— What you are asked to do —
In your copy, leave out the pictures; write out all the data exactly.

(Dataset entries)
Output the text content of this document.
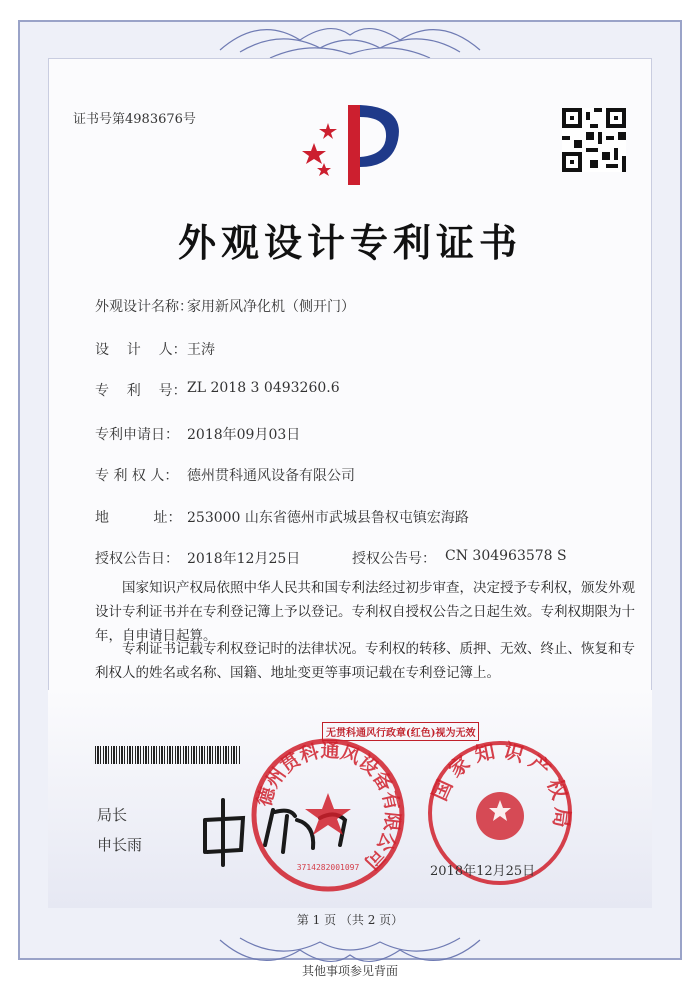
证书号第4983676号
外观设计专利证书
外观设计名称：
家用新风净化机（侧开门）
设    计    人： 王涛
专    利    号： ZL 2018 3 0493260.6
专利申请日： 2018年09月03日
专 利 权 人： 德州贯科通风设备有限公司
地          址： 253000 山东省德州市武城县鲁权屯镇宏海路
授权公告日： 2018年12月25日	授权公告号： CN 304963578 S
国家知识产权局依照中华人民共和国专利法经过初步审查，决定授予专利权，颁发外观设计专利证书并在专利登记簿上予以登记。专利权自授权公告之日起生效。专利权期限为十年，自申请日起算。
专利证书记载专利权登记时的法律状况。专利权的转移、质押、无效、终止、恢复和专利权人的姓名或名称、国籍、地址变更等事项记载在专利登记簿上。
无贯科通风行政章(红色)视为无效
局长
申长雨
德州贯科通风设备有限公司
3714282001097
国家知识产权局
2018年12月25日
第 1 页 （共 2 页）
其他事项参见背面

— Solved exercise —
Output the text content of this document.
证书号第4983676号
外观设计专利证书
外观设计名称：
家用新风净化机（侧开门）
设    计    人： 王涛
专    利    号： ZL 2018 3 0493260.6
专利申请日： 2018年09月03日
专 利 权 人： 德州贯科通风设备有限公司
地          址： 253000 山东省德州市武城县鲁权屯镇宏海路
授权公告日： 2018年12月25日	授权公告号： CN 304963578 S
国家知识产权局依照中华人民共和国专利法经过初步审查，决定授予专利权，颁发外观设计专利证书并在专利登记簿上予以登记。专利权自授权公告之日起生效。专利权期限为十年，自申请日起算。
专利证书记载专利权登记时的法律状况。专利权的转移、质押、无效、终止、恢复和专利权人的姓名或名称、国籍、地址变更等事项记载在专利登记簿上。
无贯科通风行政章(红色)视为无效
局长
申长雨
德州贯科通风设备有限公司
3714282001097
国家知识产权局
2018年12月25日
第 1 页 （共 2 页）
其他事项参见背面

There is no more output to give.